YOUR TASK
Scan the data below and pick out the lines containing the word "Universidad".

EXERCISE INPUT
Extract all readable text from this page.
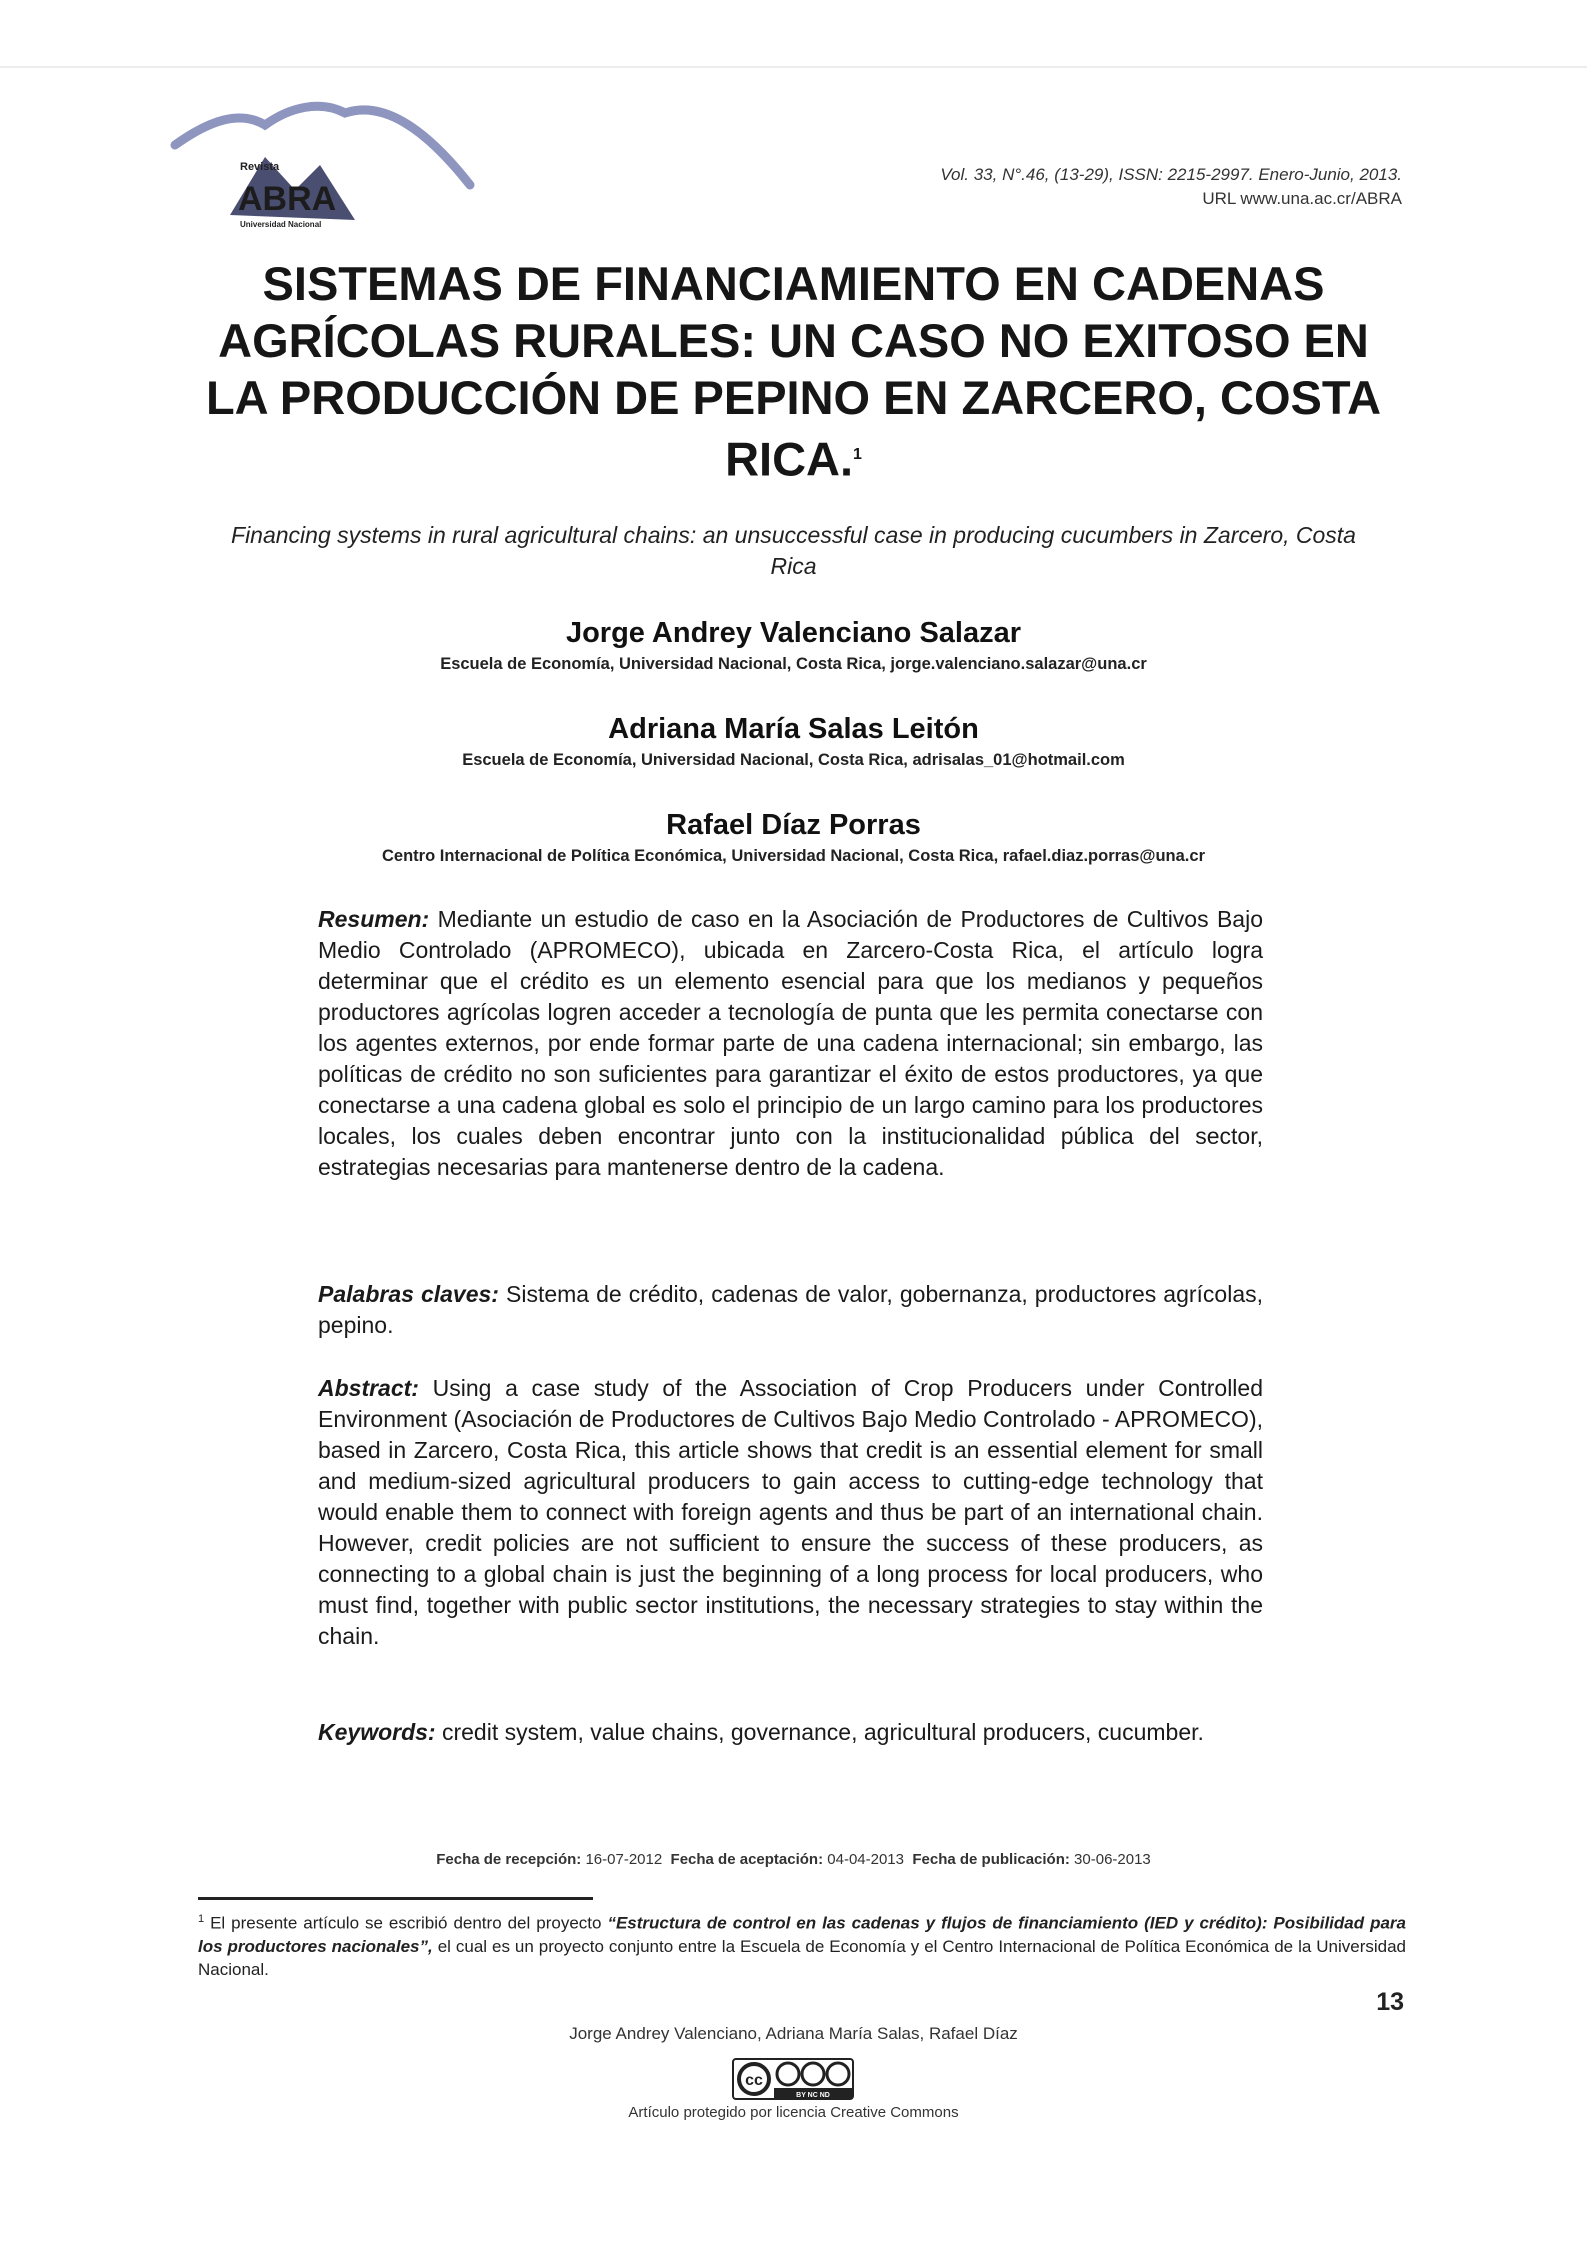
Revista
ABRA
Universidad Nacional
Vol. 33, N°.46, (13-29), ISSN: 2215-2997. Enero-Junio, 2013.
URL www.una.ac.cr/ABRA
SISTEMAS DE FINANCIAMIENTO EN CADENAS AGRÍCOLAS RURALES: UN CASO NO EXITOSO EN LA PRODUCCIÓN DE PEPINO EN ZARCERO, COSTA RICA.$^1$
Financing systems in rural agricultural chains: an unsuccessful case in producing cucumbers in Zarcero, Costa Rica
Jorge Andrey Valenciano Salazar
Escuela de Economía, Universidad Nacional, Costa Rica, jorge.valenciano.salazar@una.cr
Adriana María Salas Leitón
Escuela de Economía, Universidad Nacional, Costa Rica, adrisalas_01@hotmail.com
Rafael Díaz Porras
Centro Internacional de Política Económica, Universidad Nacional, Costa Rica, rafael.diaz.porras@una.cr

Resumen: Mediante un estudio de caso en la Asociación de Productores de Cultivos Bajo Medio Controlado (APROMECO), ubicada en Zarcero-Costa Rica, el artículo logra determinar que el crédito es un elemento esencial para que los medianos y pequeños productores agrícolas logren acceder a tecnología de punta que les permita conectarse con los agentes externos, por ende formar parte de una cadena internacional; sin embargo, las políticas de crédito no son suficientes para garantizar el éxito de estos productores, ya que conectarse a una cadena global es solo el principio de un largo camino para los productores locales, los cuales deben encontrar junto con la institucionalidad pública del sector, estrategias necesarias para mantenerse dentro de la cadena.

Palabras claves: Sistema de crédito, cadenas de valor, gobernanza, productores agrícolas, pepino.

Abstract: Using a case study of the Association of Crop Producers under Controlled Environment (Asociación de Productores de Cultivos Bajo Medio Controlado - APROMECO), based in Zarcero, Costa Rica, this article shows that credit is an essential element for small and medium-sized agricultural producers to gain access to cutting-edge technology that would enable them to connect with foreign agents and thus be part of an international chain. However, credit policies are not sufficient to ensure the success of these producers, as connecting to a global chain is just the beginning of a long process for local producers, who must find, together with public sector institutions, the necessary strategies to stay within the chain.

Keywords: credit system, value chains, governance, agricultural producers, cucumber.

Fecha de recepción: 16-07-2012 Fecha de aceptación: 04-04-2013 Fecha de publicación: 30-06-2013

$^1$ El presente artículo se escribió dentro del proyecto “Estructura de control en las cadenas y flujos de financiamiento (IED y crédito): Posibilidad para los productores nacionales”, el cual es un proyecto conjunto entre la Escuela de Economía y el Centro Internacional de Política Económica de la Universidad Nacional.

13
Jorge Andrey Valenciano, Adriana María Salas, Rafael Díaz
cc
BY NC ND
Artículo protegido por licencia Creative Commons
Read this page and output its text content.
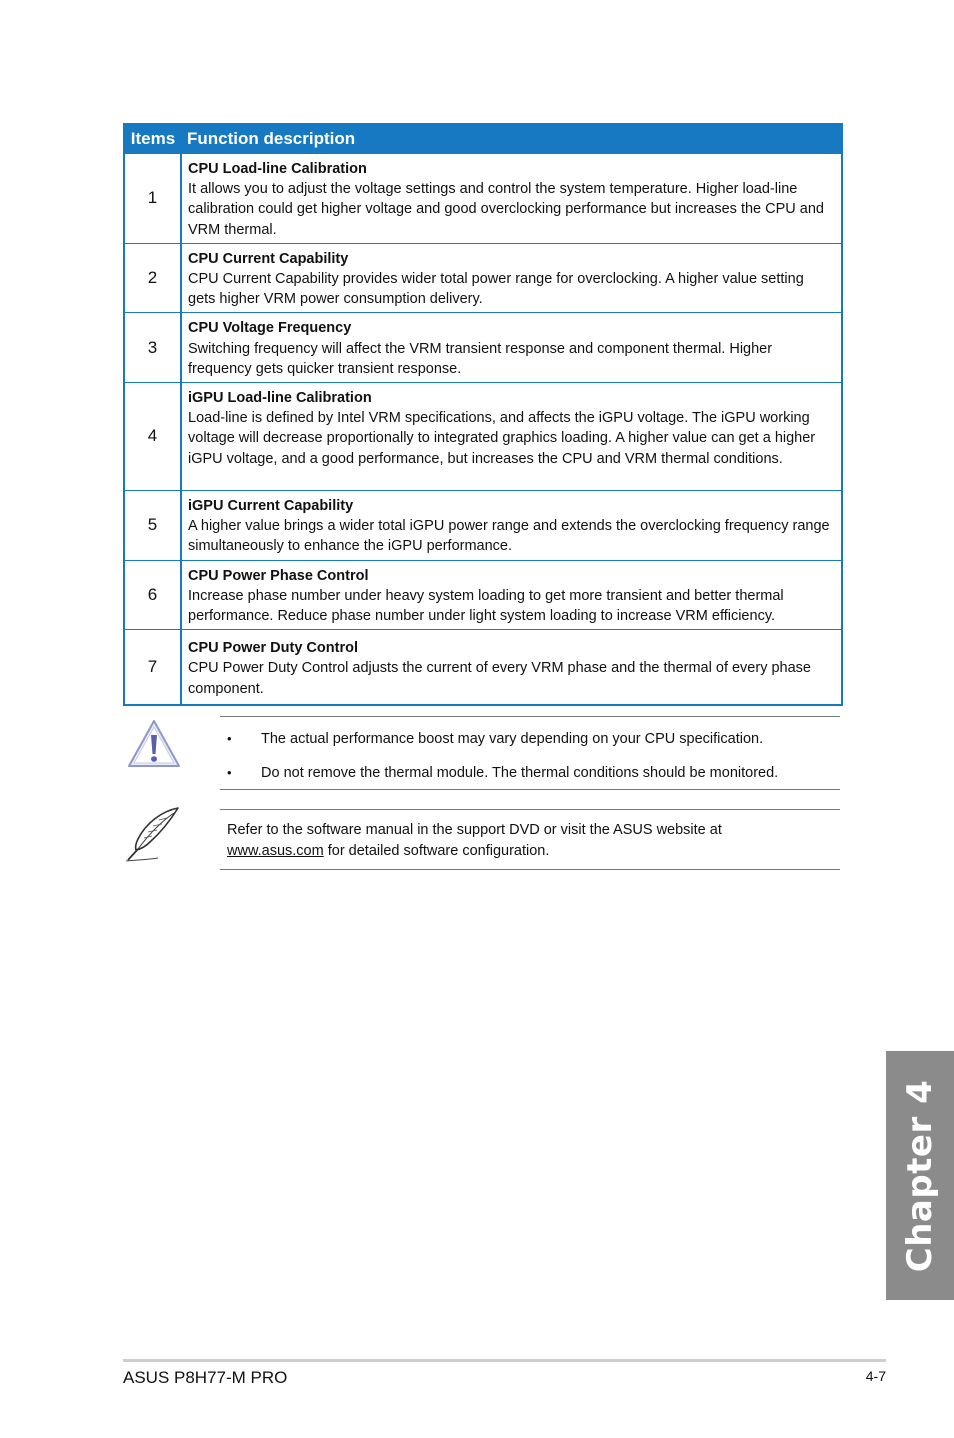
Items	Function description
1	CPU Load-line Calibration
It allows you to adjust the voltage settings and control the system temperature. Higher load-line calibration could get higher voltage and good overclocking performance but increases the CPU and VRM thermal.

2	CPU Current Capability
CPU Current Capability provides wider total power range for overclocking. A higher value setting gets higher VRM power consumption delivery.

3	CPU Voltage Frequency
Switching frequency will affect the VRM transient response and component thermal. Higher frequency gets quicker transient response.

4	iGPU Load-line Calibration
Load-line is defined by Intel VRM specifications, and affects the iGPU voltage. The iGPU working voltage will decrease proportionally to integrated graphics loading. A higher value can get a higher iGPU voltage, and a good performance, but increases the CPU and VRM thermal conditions.

5	iGPU Current Capability
A higher value brings a wider total iGPU power range and extends the overclocking frequency range simultaneously to enhance the iGPU performance.

6	CPU Power Phase Control
Increase phase number under heavy system loading to get more transient and better thermal performance. Reduce phase number under light system loading to increase VRM efficiency.

7	CPU Power Duty Control
CPU Power Duty Control adjusts the current of every VRM phase and the thermal of every phase component.
• The actual performance boost may vary depending on your CPU specification.
• Do not remove the thermal module. The thermal conditions should be monitored.
Refer to the software manual in the support DVD or visit the ASUS website at
www.asus.com for detailed software configuration.
Chapter 4
ASUS P8H77-M PRO	4-7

REPLY
Universidad Nacional
Escuela de Economía, Universidad Nacional, Costa Rica, jorge.valenciano.salazar@una.cr
Escuela de Economía, Universidad Nacional, Costa Rica, adrisalas_01@hotmail.com
Centro Internacional de Política Económica, Universidad Nacional, Costa Rica, rafael.diaz.porras@una.cr
$^1$ El presente artículo se escribió dentro del proyecto “Estructura de control en las cadenas y flujos de financiamiento (IED y crédito): Posibilidad para los productores nacionales”, el cual es un proyecto conjunto entre la Escuela de Economía y el Centro Internacional de Política Económica de la Universidad Nacional.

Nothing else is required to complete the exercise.